┌─ Supplied material

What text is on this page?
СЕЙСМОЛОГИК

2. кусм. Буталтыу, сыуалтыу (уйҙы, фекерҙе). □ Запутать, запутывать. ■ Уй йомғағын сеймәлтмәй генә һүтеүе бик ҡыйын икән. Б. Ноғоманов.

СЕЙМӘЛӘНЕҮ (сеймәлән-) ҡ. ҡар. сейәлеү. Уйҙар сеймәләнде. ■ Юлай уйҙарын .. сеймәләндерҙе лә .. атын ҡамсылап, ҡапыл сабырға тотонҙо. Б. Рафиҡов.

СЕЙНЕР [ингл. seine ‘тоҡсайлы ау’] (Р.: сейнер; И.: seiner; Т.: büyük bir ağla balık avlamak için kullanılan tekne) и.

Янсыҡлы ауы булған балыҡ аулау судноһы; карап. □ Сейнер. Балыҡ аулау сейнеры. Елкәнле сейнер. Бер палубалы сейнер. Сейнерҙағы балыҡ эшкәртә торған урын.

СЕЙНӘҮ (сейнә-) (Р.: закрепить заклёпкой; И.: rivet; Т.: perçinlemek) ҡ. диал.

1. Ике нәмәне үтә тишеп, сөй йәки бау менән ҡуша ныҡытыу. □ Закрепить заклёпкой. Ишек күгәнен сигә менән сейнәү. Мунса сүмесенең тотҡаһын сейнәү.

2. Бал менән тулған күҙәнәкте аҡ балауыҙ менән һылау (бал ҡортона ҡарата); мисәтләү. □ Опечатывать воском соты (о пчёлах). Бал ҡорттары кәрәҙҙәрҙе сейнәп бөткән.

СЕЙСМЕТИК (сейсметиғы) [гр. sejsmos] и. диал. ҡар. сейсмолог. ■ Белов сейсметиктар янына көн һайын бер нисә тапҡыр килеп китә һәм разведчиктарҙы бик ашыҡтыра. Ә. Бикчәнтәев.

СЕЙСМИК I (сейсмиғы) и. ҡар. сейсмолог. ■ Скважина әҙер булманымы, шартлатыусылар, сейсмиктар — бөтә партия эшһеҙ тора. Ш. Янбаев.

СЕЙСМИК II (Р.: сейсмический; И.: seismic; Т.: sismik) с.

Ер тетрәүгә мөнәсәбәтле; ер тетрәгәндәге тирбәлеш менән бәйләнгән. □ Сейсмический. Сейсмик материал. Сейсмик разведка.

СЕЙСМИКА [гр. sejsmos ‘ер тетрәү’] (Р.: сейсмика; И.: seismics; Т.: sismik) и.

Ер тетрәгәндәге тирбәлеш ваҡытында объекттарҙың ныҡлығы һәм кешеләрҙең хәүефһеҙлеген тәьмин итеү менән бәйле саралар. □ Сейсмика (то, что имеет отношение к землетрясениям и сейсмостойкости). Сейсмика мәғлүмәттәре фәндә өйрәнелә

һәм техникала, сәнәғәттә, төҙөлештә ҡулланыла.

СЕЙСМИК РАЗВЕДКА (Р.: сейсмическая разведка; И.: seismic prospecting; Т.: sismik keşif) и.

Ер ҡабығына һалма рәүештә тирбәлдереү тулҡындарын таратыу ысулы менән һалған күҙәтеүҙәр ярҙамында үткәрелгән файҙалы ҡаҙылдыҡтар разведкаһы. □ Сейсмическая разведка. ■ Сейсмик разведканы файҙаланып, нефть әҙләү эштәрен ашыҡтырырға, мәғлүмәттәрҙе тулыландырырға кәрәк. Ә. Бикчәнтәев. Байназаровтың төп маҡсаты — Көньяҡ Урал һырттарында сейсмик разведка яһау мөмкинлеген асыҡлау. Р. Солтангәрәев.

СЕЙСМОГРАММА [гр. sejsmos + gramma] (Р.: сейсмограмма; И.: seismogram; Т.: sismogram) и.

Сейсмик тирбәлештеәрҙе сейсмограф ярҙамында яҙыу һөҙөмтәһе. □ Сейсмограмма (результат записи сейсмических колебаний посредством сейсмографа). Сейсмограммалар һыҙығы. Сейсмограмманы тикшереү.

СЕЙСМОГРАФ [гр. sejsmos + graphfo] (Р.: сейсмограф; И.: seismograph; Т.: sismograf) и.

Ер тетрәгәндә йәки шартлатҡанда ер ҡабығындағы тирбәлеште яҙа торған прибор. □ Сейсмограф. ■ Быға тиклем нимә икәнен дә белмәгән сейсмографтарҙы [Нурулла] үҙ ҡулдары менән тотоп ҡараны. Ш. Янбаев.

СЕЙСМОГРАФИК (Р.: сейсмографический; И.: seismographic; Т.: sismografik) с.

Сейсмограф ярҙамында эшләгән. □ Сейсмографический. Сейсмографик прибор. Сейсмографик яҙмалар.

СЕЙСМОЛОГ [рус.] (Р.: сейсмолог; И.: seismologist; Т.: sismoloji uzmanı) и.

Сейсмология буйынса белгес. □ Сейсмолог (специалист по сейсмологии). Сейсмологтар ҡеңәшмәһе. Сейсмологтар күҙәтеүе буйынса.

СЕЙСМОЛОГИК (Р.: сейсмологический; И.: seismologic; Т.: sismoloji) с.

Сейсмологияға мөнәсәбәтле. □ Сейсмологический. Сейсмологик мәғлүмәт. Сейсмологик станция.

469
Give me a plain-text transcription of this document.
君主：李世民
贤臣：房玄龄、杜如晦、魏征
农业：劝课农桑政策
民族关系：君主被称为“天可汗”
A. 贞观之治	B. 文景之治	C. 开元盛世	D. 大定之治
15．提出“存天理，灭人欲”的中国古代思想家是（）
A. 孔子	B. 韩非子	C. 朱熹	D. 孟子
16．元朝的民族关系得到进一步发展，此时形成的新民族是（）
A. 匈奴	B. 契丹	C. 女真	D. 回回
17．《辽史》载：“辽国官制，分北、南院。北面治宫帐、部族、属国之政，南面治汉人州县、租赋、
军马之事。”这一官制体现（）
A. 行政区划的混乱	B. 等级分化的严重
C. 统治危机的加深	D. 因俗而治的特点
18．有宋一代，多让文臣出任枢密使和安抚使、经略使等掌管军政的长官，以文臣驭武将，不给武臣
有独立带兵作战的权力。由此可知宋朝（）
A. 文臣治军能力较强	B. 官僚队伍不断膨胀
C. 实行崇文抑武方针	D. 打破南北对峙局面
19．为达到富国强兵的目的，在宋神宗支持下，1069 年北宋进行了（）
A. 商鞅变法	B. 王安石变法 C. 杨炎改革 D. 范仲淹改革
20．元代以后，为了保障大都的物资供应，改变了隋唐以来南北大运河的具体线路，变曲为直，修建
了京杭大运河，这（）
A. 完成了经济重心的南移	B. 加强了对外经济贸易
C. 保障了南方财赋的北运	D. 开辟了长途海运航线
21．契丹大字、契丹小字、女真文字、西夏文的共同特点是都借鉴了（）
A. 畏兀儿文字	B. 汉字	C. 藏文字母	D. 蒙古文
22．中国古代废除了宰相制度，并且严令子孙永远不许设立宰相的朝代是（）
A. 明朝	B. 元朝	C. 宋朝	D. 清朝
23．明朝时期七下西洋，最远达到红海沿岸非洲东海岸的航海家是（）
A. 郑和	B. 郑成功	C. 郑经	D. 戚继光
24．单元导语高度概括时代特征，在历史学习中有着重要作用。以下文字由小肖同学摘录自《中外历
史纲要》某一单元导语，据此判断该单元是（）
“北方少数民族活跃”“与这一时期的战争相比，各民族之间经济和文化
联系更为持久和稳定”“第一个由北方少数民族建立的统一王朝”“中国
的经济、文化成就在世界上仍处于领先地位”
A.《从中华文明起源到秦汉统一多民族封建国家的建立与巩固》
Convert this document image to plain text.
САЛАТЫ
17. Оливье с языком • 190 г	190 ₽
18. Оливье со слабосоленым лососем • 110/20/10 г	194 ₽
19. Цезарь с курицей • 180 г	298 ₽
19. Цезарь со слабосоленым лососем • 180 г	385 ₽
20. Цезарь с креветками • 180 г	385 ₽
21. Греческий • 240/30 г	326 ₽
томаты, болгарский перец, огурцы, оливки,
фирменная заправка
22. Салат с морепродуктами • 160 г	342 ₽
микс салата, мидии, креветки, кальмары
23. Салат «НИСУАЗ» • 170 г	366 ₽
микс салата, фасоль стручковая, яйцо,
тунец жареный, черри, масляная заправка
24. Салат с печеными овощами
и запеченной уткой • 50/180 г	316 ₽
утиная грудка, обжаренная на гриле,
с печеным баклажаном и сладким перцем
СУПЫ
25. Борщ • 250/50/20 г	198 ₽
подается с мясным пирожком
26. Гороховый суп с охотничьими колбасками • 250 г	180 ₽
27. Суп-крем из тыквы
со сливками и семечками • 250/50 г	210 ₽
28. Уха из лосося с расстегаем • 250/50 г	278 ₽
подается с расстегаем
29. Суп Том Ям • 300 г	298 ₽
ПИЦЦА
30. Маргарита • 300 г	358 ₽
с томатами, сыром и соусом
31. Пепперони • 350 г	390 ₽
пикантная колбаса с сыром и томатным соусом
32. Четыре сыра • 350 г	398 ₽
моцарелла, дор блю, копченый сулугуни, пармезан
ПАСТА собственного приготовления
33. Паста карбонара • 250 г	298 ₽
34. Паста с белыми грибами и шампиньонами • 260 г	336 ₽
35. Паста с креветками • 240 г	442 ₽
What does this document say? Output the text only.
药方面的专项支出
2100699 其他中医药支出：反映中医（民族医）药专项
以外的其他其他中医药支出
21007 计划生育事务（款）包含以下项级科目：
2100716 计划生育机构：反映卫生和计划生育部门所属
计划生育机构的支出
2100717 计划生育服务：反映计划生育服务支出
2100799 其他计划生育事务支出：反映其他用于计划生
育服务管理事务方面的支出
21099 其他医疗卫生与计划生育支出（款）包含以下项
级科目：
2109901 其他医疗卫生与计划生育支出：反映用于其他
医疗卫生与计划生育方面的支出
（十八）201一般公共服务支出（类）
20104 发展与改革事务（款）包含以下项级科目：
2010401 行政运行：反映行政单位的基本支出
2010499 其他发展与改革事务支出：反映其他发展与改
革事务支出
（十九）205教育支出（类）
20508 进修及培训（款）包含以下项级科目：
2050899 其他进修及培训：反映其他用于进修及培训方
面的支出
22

└─

What to produce: Where a line of the material above holds the string "заклёпкой", copy that line.

Answer to the exercise:
СЕЙНӘҮ (сейнә-) (Р.: закрепить заклёпкой; И.: rivet; Т.: perçinlemek) ҡ. диал.
1. Ике нәмәне үтә тишеп, сөй йәки бау менән ҡуша ныҡытыу. □ Закрепить заклёпкой. Ишек күгәнен сигә менән сейнәү. Мунса сүмесенең тотҡаһын сейнәү.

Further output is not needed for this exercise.